## What the exercise asks
Return all the data below as it stands, minus the pictures.

......

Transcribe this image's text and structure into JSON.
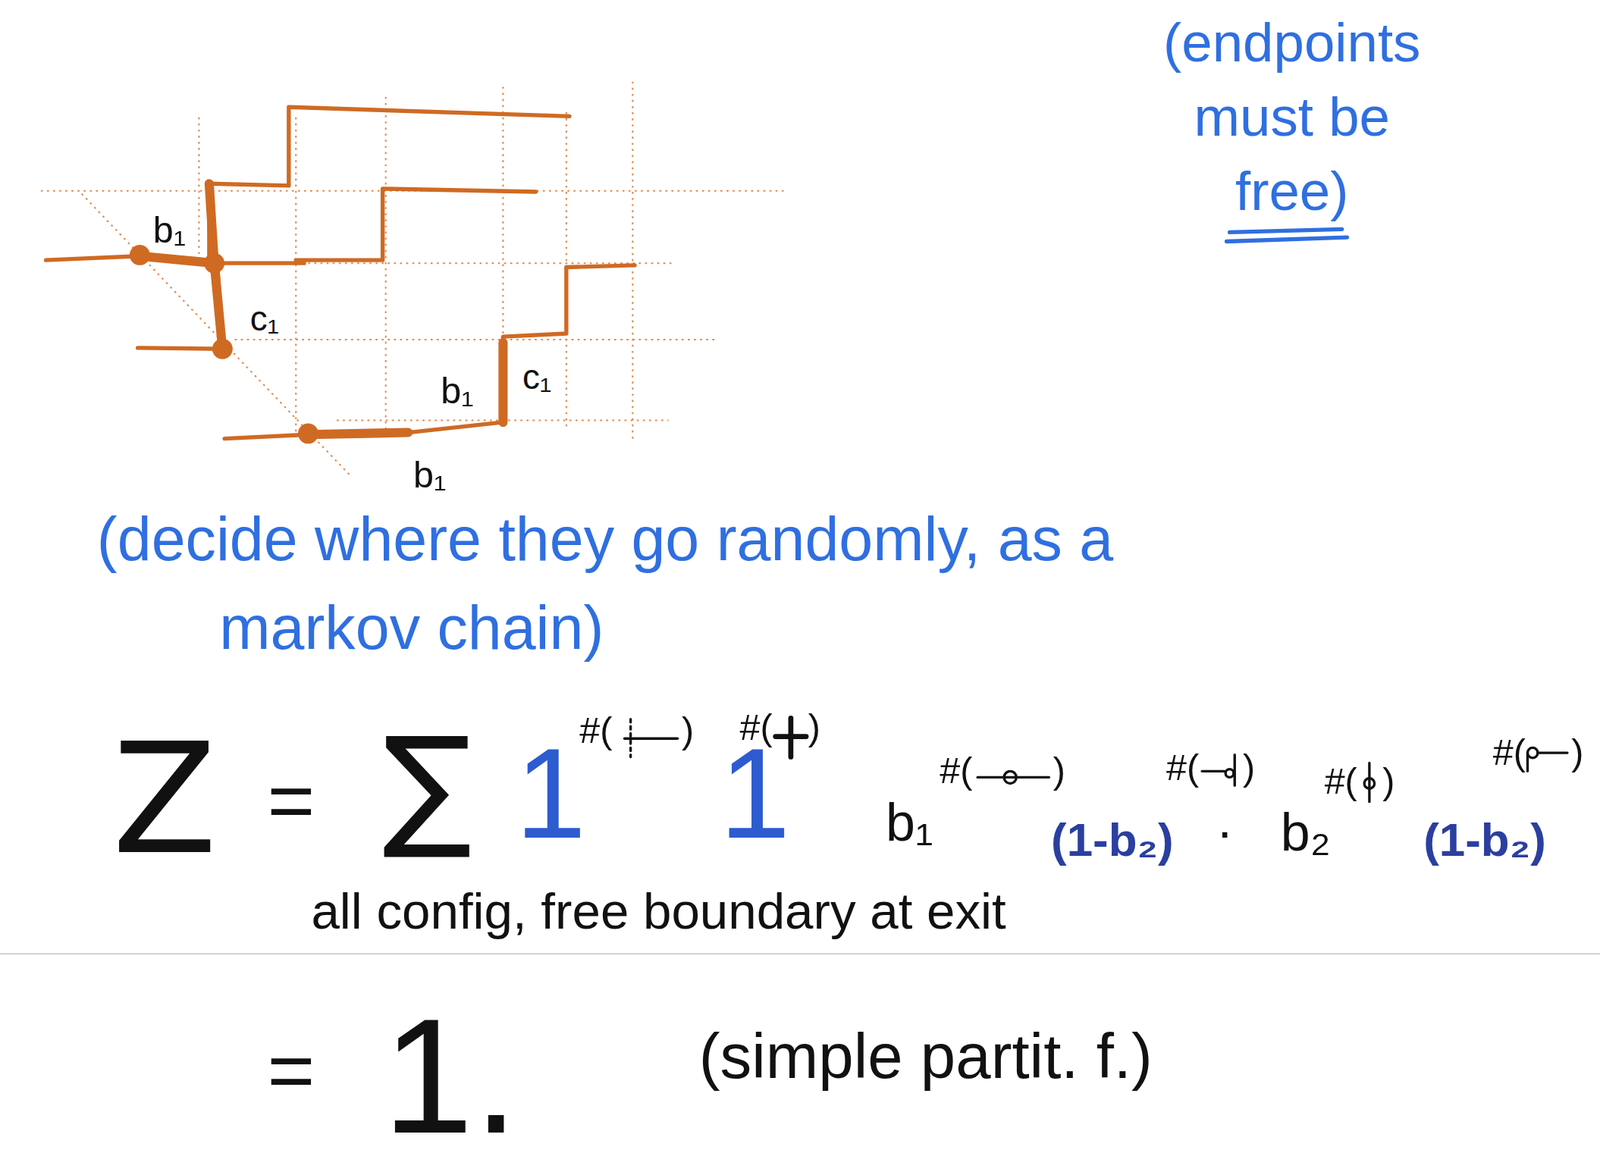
{
  "diagram": {
    "labels": [
      "(endpoints must be free)",
      "b₁",
      "c₁",
      "b₁",
      "c₁",
      "b₁",
      "(decide where they go randomly, as a markov chain)",
      "Z",
      "=",
      "∑",
      "1",
      "#(",
      ")",
      "1",
      "#(",
      ")",
      "b₁",
      "#(",
      ")",
      "(1-b₂)",
      "#(",
      ")",
      "·",
      "b₂",
      "#(",
      ")",
      "(1-b₂)",
      "#(",
      ")",
      "all config, free boundary at exit",
      "=",
      "1.",
      "(simple partit. f.)"
    ]
  }
}
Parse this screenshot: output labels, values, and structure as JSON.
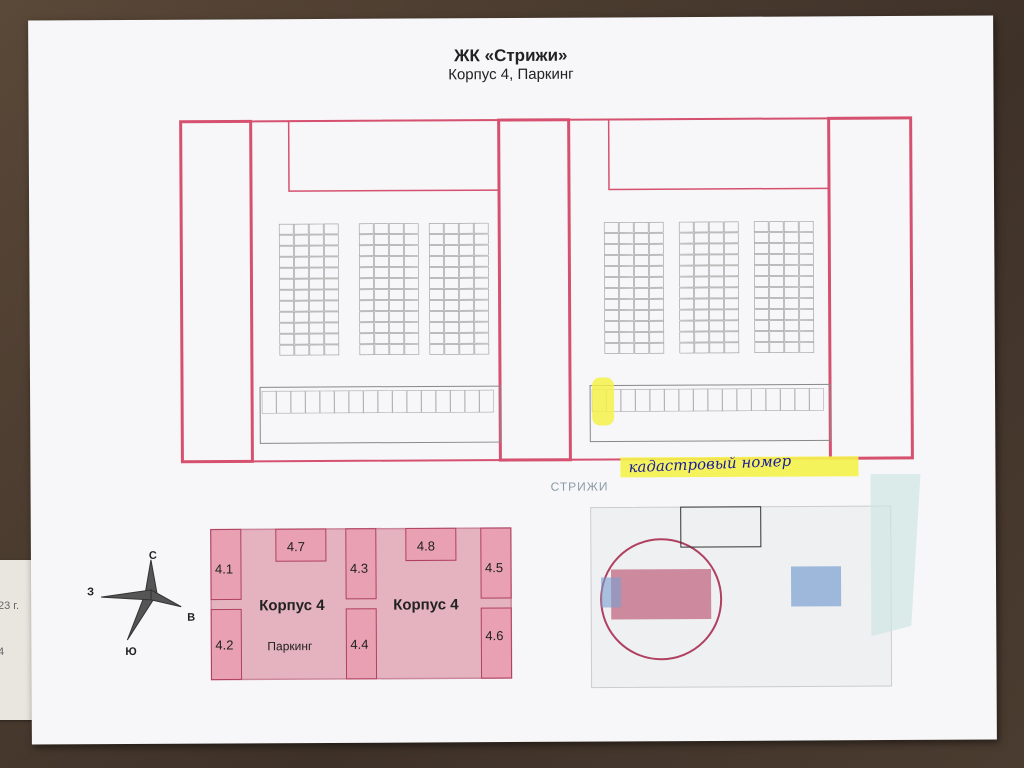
{
  "document": {
    "title": "ЖК «Стрижи»",
    "subtitle": "Корпус 4, Паркинг",
    "handwritten_note": "кадастровый номер"
  },
  "scrap_paper": {
    "line1": "23 г.",
    "line2": "4"
  },
  "key_plan": {
    "buildings": [
      "4.1",
      "4.2",
      "4.3",
      "4.4",
      "4.5",
      "4.6",
      "4.7",
      "4.8"
    ],
    "corpus_left": "Корпус 4",
    "corpus_right": "Корпус 4",
    "parking_label": "Паркинг"
  },
  "compass": {
    "north": "С",
    "south": "Ю",
    "west": "З",
    "east": "В"
  },
  "site_plan": {
    "logo": "СТРИЖИ"
  },
  "colors": {
    "wall": "#d5516f",
    "keyplan_fill": "#d9869a",
    "highlight": "#f4f24a",
    "ink": "#1a1aa0"
  }
}
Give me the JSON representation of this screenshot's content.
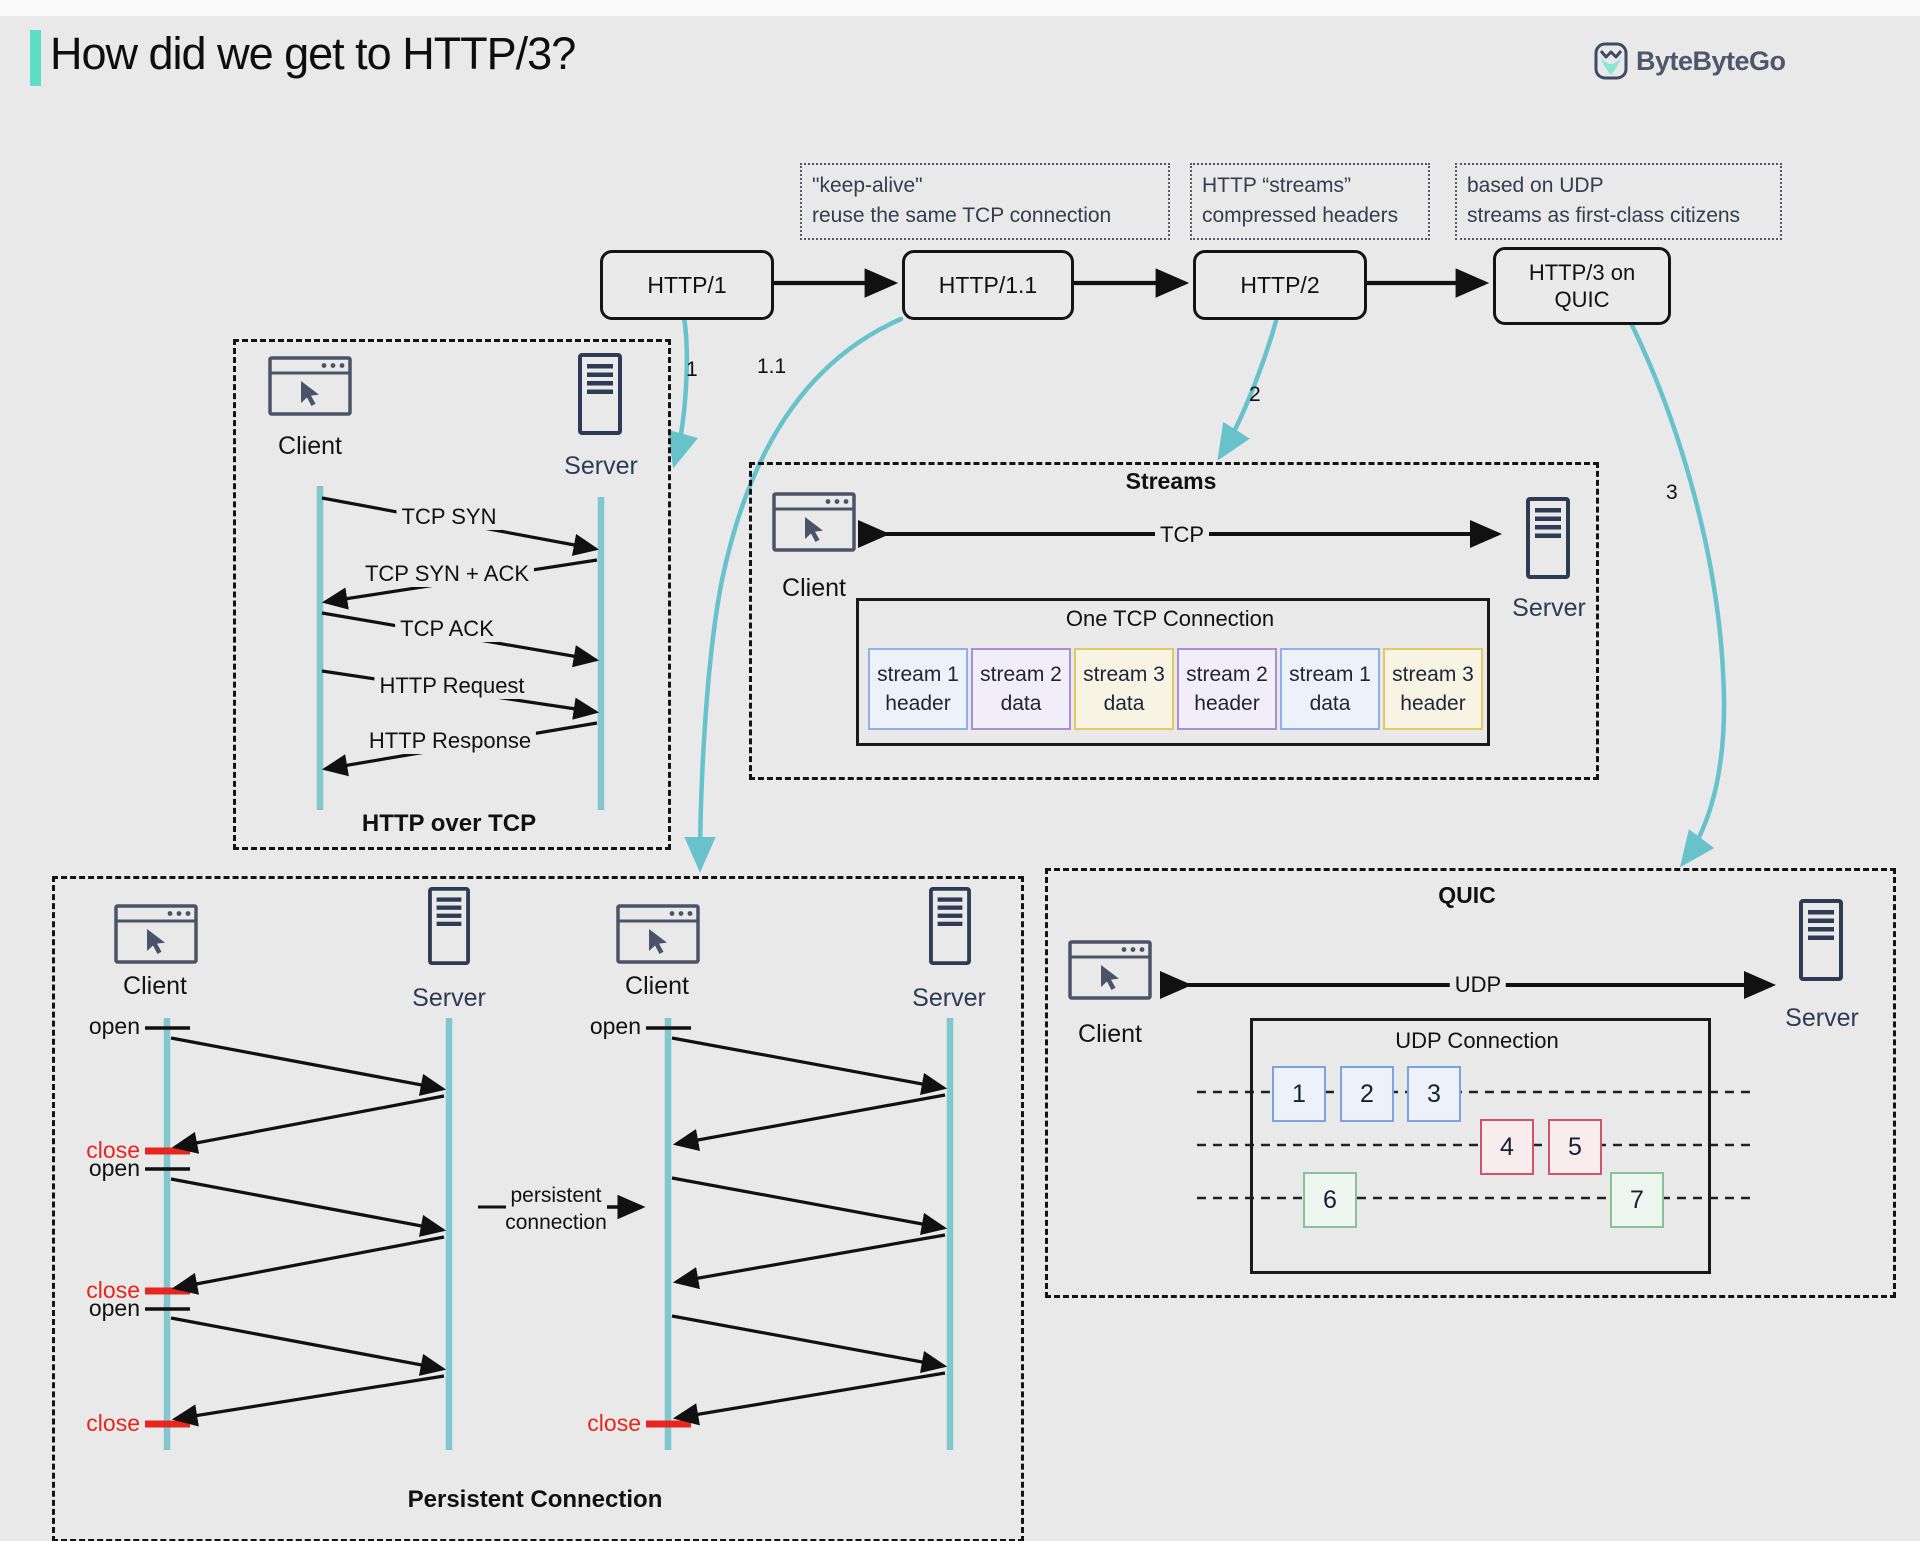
{
  "header": {
    "title": "How did we get to HTTP/3?",
    "brand": "ByteByteGo"
  },
  "annotations": [
    {
      "line1": "\"keep-alive\"",
      "line2": "reuse the same TCP connection"
    },
    {
      "line1": "HTTP “streams”",
      "line2": "compressed headers"
    },
    {
      "line1": "based on UDP",
      "line2": "streams as first-class citizens"
    }
  ],
  "timeline": {
    "node1": "HTTP/1",
    "node2": "HTTP/1.1",
    "node3": "HTTP/2",
    "node4_line1": "HTTP/3 on",
    "node4_line2": "QUIC",
    "branch1": "1",
    "branch2": "1.1",
    "branch3": "2",
    "branch4": "3"
  },
  "http_over_tcp": {
    "caption": "HTTP over TCP",
    "client": "Client",
    "server": "Server",
    "msg1": "TCP SYN",
    "msg2": "TCP SYN + ACK",
    "msg3": "TCP ACK",
    "msg4": "HTTP Request",
    "msg5": "HTTP Response"
  },
  "streams": {
    "title": "Streams",
    "client": "Client",
    "server": "Server",
    "transport": "TCP",
    "connection": "One TCP Connection",
    "segments": [
      {
        "line1": "stream 1",
        "line2": "header",
        "color": "#8fb1ea"
      },
      {
        "line1": "stream 2",
        "line2": "data",
        "color": "#a98fd6"
      },
      {
        "line1": "stream 3",
        "line2": "data",
        "color": "#e2c964"
      },
      {
        "line1": "stream 2",
        "line2": "header",
        "color": "#a98fd6"
      },
      {
        "line1": "stream 1",
        "line2": "data",
        "color": "#8fb1ea"
      },
      {
        "line1": "stream 3",
        "line2": "header",
        "color": "#e2c964"
      }
    ]
  },
  "persistent": {
    "caption": "Persistent Connection",
    "client": "Client",
    "server": "Server",
    "open": "open",
    "close": "close",
    "callout_line1": "persistent",
    "callout_line2": "connection"
  },
  "quic": {
    "title": "QUIC",
    "client": "Client",
    "server": "Server",
    "transport": "UDP",
    "connection": "UDP Connection",
    "packets": [
      {
        "n": "1"
      },
      {
        "n": "2"
      },
      {
        "n": "3"
      },
      {
        "n": "4"
      },
      {
        "n": "5"
      },
      {
        "n": "6"
      },
      {
        "n": "7"
      }
    ]
  },
  "colors": {
    "accent_teal": "#5eddc5",
    "line_teal": "#68c2cb",
    "lifeline_teal": "#7fc8cf",
    "close_red": "#e8251f",
    "navy": "#2e3b55",
    "stream1_blue": "#8fb1ea",
    "stream2_purple": "#a98fd6",
    "stream3_yellow": "#e2c964",
    "packet_blue": "#7ba2e4",
    "packet_red": "#cf5468",
    "packet_green": "#86c295"
  }
}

......

## Result
Transcribe this image's text and structure into JSON.
{
  "diagram": {
    "labels": [
      "(endpoints must be free)",
      "b₁",
      "c₁",
      "b₁",
      "c₁",
      "b₁",
      "(decide where they go randomly, as a markov chain)",
      "Z",
      "=",
      "∑",
      "1",
      "#(",
      ")",
      "1",
      "#(",
      ")",
      "b₁",
      "#(",
      ")",
      "(1-b₂)",
      "#(",
      ")",
      "·",
      "b₂",
      "#(",
      ")",
      "(1-b₂)",
      "#(",
      ")",
      "all config, free boundary at exit",
      "=",
      "1.",
      "(simple partit. f.)"
    ]
  }
}
Parse this screenshot: output labels, values, and structure as JSON.
{
  "document": {
    "title": "ЖК «Стрижи»",
    "subtitle": "Корпус 4, Паркинг",
    "handwritten_note": "кадастровый номер"
  },
  "scrap_paper": {
    "line1": "23 г.",
    "line2": "4"
  },
  "key_plan": {
    "buildings": [
      "4.1",
      "4.2",
      "4.3",
      "4.4",
      "4.5",
      "4.6",
      "4.7",
      "4.8"
    ],
    "corpus_left": "Корпус 4",
    "corpus_right": "Корпус 4",
    "parking_label": "Паркинг"
  },
  "compass": {
    "north": "С",
    "south": "Ю",
    "west": "З",
    "east": "В"
  },
  "site_plan": {
    "logo": "СТРИЖИ"
  },
  "colors": {
    "wall": "#d5516f",
    "keyplan_fill": "#d9869a",
    "highlight": "#f4f24a",
    "ink": "#1a1aa0"
  }
}
Give me the JSON representation of this screenshot's content.
{
  "header": {
    "title": "How did we get to HTTP/3?",
    "brand": "ByteByteGo"
  },
  "annotations": [
    {
      "line1": "\"keep-alive\"",
      "line2": "reuse the same TCP connection"
    },
    {
      "line1": "HTTP “streams”",
      "line2": "compressed headers"
    },
    {
      "line1": "based on UDP",
      "line2": "streams as first-class citizens"
    }
  ],
  "timeline": {
    "node1": "HTTP/1",
    "node2": "HTTP/1.1",
    "node3": "HTTP/2",
    "node4_line1": "HTTP/3 on",
    "node4_line2": "QUIC",
    "branch1": "1",
    "branch2": "1.1",
    "branch3": "2",
    "branch4": "3"
  },
  "http_over_tcp": {
    "caption": "HTTP over TCP",
    "client": "Client",
    "server": "Server",
    "msg1": "TCP SYN",
    "msg2": "TCP SYN + ACK",
    "msg3": "TCP ACK",
    "msg4": "HTTP Request",
    "msg5": "HTTP Response"
  },
  "streams": {
    "title": "Streams",
    "client": "Client",
    "server": "Server",
    "transport": "TCP",
    "connection": "One TCP Connection",
    "segments": [
      {
        "line1": "stream 1",
        "line2": "header",
        "color": "#8fb1ea"
      },
      {
        "line1": "stream 2",
        "line2": "data",
        "color": "#a98fd6"
      },
      {
        "line1": "stream 3",
        "line2": "data",
        "color": "#e2c964"
      },
      {
        "line1": "stream 2",
        "line2": "header",
        "color": "#a98fd6"
      },
      {
        "line1": "stream 1",
        "line2": "data",
        "color": "#8fb1ea"
      },
      {
        "line1": "stream 3",
        "line2": "header",
        "color": "#e2c964"
      }
    ]
  },
  "persistent": {
    "caption": "Persistent Connection",
    "client": "Client",
    "server": "Server",
    "open": "open",
    "close": "close",
    "callout_line1": "persistent",
    "callout_line2": "connection"
  },
  "quic": {
    "title": "QUIC",
    "client": "Client",
    "server": "Server",
    "transport": "UDP",
    "connection": "UDP Connection",
    "packets": [
      {
        "n": "1"
      },
      {
        "n": "2"
      },
      {
        "n": "3"
      },
      {
        "n": "4"
      },
      {
        "n": "5"
      },
      {
        "n": "6"
      },
      {
        "n": "7"
      }
    ]
  },
  "colors": {
    "accent_teal": "#5eddc5",
    "line_teal": "#68c2cb",
    "lifeline_teal": "#7fc8cf",
    "close_red": "#e8251f",
    "navy": "#2e3b55",
    "stream1_blue": "#8fb1ea",
    "stream2_purple": "#a98fd6",
    "stream3_yellow": "#e2c964",
    "packet_blue": "#7ba2e4",
    "packet_red": "#cf5468",
    "packet_green": "#86c295"
  }
}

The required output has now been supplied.